### AIM OF THE TASK
Copy the material that follows word for word and omit its pictures.

### THE INPUT
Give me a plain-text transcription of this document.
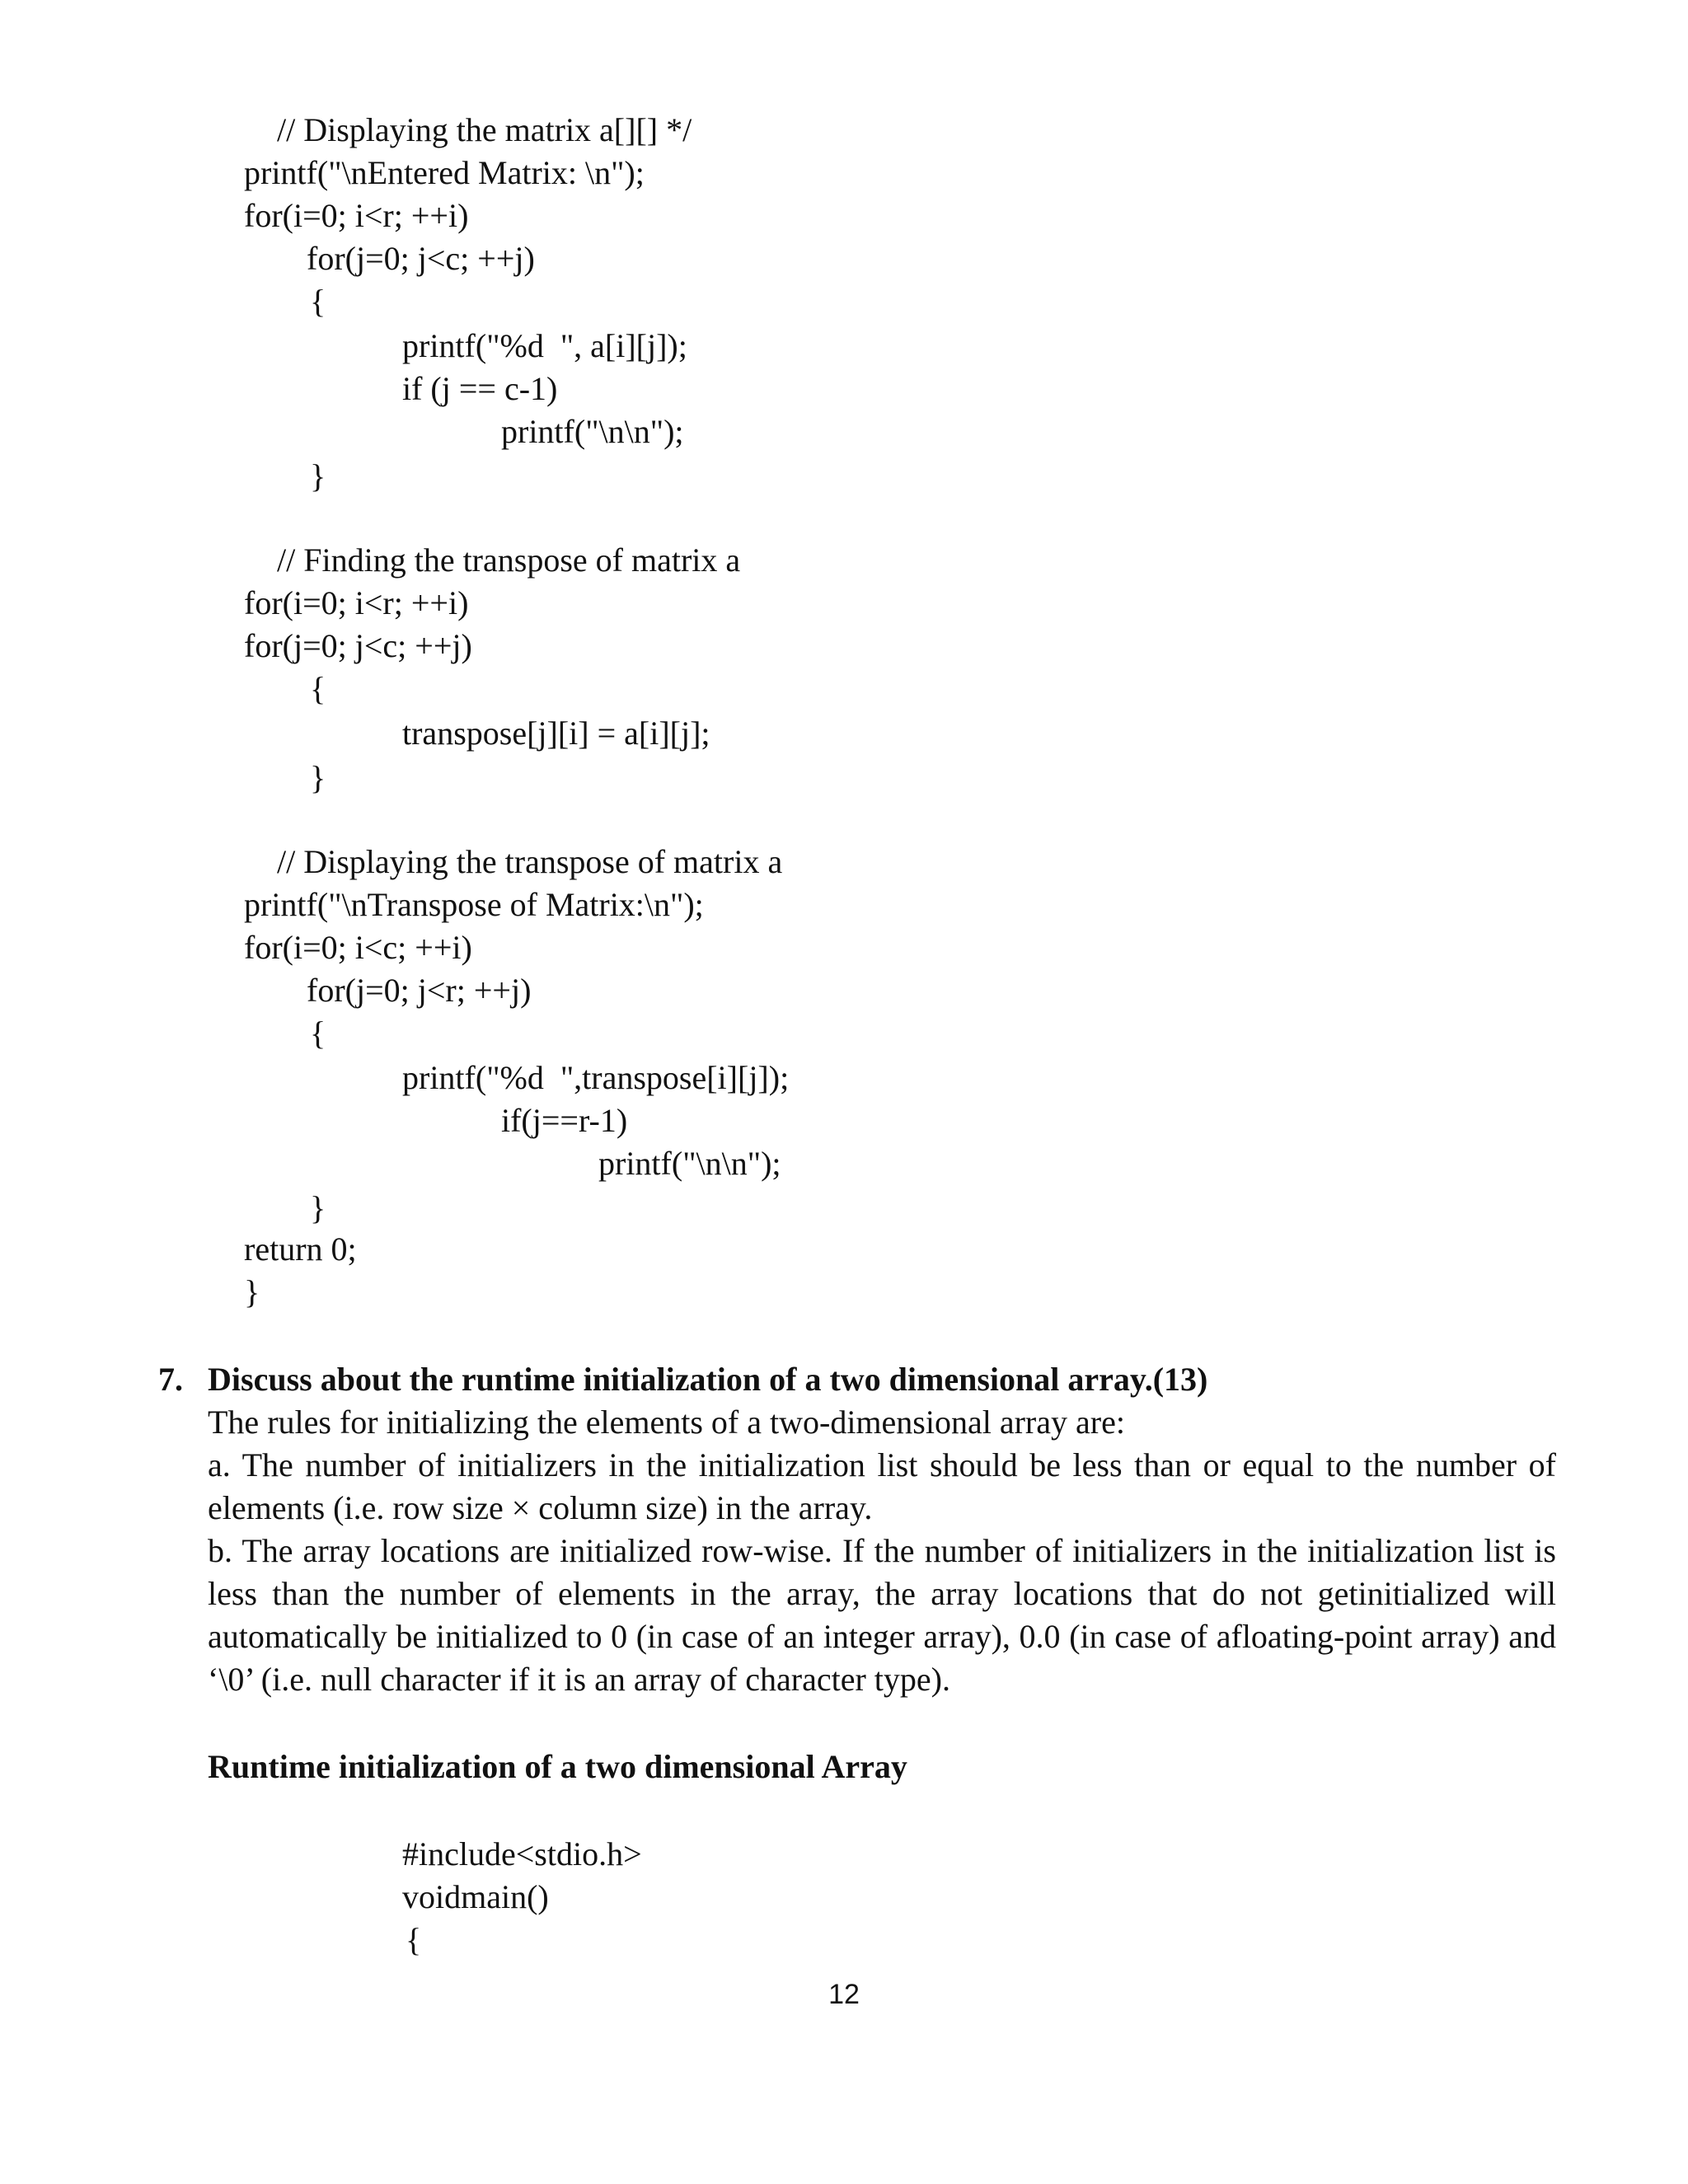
// Displaying the matrix a[][] */
printf("\nEntered Matrix: \n");
for(i=0; i<r; ++i)
for(j=0; j<c; ++j)
{
printf("%d  ", a[i][j]);
if (j == c-1)
printf("\n\n");
}
// Finding the transpose of matrix a
for(i=0; i<r; ++i)
for(j=0; j<c; ++j)
{
transpose[j][i] = a[i][j];
}
// Displaying the transpose of matrix a
printf("\nTranspose of Matrix:\n");
for(i=0; i<c; ++i)
for(j=0; j<r; ++j)
{
printf("%d  ",transpose[i][j]);
if(j==r-1)
printf("\n\n");
}
return 0;
}
7. Discuss about the runtime initialization of a two dimensional array.(13)
The rules for initializing the elements of a two-dimensional array are:
a. The number of initializers in the initialization list should be less than or equal to the number of elements (i.e. row size × column size) in the array.
b. The array locations are initialized row-wise. If the number of initializers in the initialization list is less than the number of elements in the array, the array locations that do not getinitialized will automatically be initialized to 0 (in case of an integer array), 0.0 (in case of afloating-point array) and ‘\0’ (i.e. null character if it is an array of character type).
Runtime initialization of a two dimensional Array
#include<stdio.h>
voidmain()
{
12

### RESPONSE TO THIS EXERCISE
Give me a plain-text transcription of this document.
// Displaying the matrix a[][] */
printf("\nEntered Matrix: \n");
for(i=0; i<r; ++i)
for(j=0; j<c; ++j)
{
printf("%d  ", a[i][j]);
if (j == c-1)
printf("\n\n");
}
// Finding the transpose of matrix a
for(i=0; i<r; ++i)
for(j=0; j<c; ++j)
{
transpose[j][i] = a[i][j];
}
// Displaying the transpose of matrix a
printf("\nTranspose of Matrix:\n");
for(i=0; i<c; ++i)
for(j=0; j<r; ++j)
{
printf("%d  ",transpose[i][j]);
if(j==r-1)
printf("\n\n");
}
return 0;
}
7. Discuss about the runtime initialization of a two dimensional array.(13)
The rules for initializing the elements of a two-dimensional array are:
a. The number of initializers in the initialization list should be less than or equal to the number of elements (i.e. row size × column size) in the array.
b. The array locations are initialized row-wise. If the number of initializers in the initialization list is less than the number of elements in the array, the array locations that do not getinitialized will automatically be initialized to 0 (in case of an integer array), 0.0 (in case of afloating-point array) and ‘\0’ (i.e. null character if it is an array of character type).
Runtime initialization of a two dimensional Array
#include<stdio.h>
voidmain()
{
12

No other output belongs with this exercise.